» **To be done**
Print the listing below in its entirety, character for character.

» **Extracted material**

------------------------------------

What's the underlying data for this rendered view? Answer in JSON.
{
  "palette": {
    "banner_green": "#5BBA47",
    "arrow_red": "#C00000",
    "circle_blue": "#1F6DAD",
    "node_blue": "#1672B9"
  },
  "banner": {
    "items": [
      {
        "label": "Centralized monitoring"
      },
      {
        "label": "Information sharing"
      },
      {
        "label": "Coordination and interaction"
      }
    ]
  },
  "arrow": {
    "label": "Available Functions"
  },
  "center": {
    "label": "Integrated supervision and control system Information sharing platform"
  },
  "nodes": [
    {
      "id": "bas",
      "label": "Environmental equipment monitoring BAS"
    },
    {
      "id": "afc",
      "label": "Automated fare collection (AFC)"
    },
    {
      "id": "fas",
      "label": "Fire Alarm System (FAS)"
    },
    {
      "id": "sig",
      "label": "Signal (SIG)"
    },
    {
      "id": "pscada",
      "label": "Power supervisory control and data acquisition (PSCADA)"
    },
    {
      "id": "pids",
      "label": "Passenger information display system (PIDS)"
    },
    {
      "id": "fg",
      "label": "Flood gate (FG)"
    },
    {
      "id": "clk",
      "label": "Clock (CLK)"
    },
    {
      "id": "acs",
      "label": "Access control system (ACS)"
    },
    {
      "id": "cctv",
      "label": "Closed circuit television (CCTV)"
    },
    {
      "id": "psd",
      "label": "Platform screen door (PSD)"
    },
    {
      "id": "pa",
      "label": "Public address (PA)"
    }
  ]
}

------------------------------------

» **Result for this task**
What's the underlying data for this rendered view? Answer in JSON.
{
  "palette": {
    "banner_green": "#5BBA47",
    "arrow_red": "#C00000",
    "circle_blue": "#1F6DAD",
    "node_blue": "#1672B9"
  },
  "banner": {
    "items": [
      {
        "label": "Centralized monitoring"
      },
      {
        "label": "Information sharing"
      },
      {
        "label": "Coordination and interaction"
      }
    ]
  },
  "arrow": {
    "label": "Available Functions"
  },
  "center": {
    "label": "Integrated supervision and control system Information sharing platform"
  },
  "nodes": [
    {
      "id": "bas",
      "label": "Environmental equipment monitoring BAS"
    },
    {
      "id": "afc",
      "label": "Automated fare collection (AFC)"
    },
    {
      "id": "fas",
      "label": "Fire Alarm System (FAS)"
    },
    {
      "id": "sig",
      "label": "Signal (SIG)"
    },
    {
      "id": "pscada",
      "label": "Power supervisory control and data acquisition (PSCADA)"
    },
    {
      "id": "pids",
      "label": "Passenger information display system (PIDS)"
    },
    {
      "id": "fg",
      "label": "Flood gate (FG)"
    },
    {
      "id": "clk",
      "label": "Clock (CLK)"
    },
    {
      "id": "acs",
      "label": "Access control system (ACS)"
    },
    {
      "id": "cctv",
      "label": "Closed circuit television (CCTV)"
    },
    {
      "id": "psd",
      "label": "Platform screen door (PSD)"
    },
    {
      "id": "pa",
      "label": "Public address (PA)"
    }
  ]
}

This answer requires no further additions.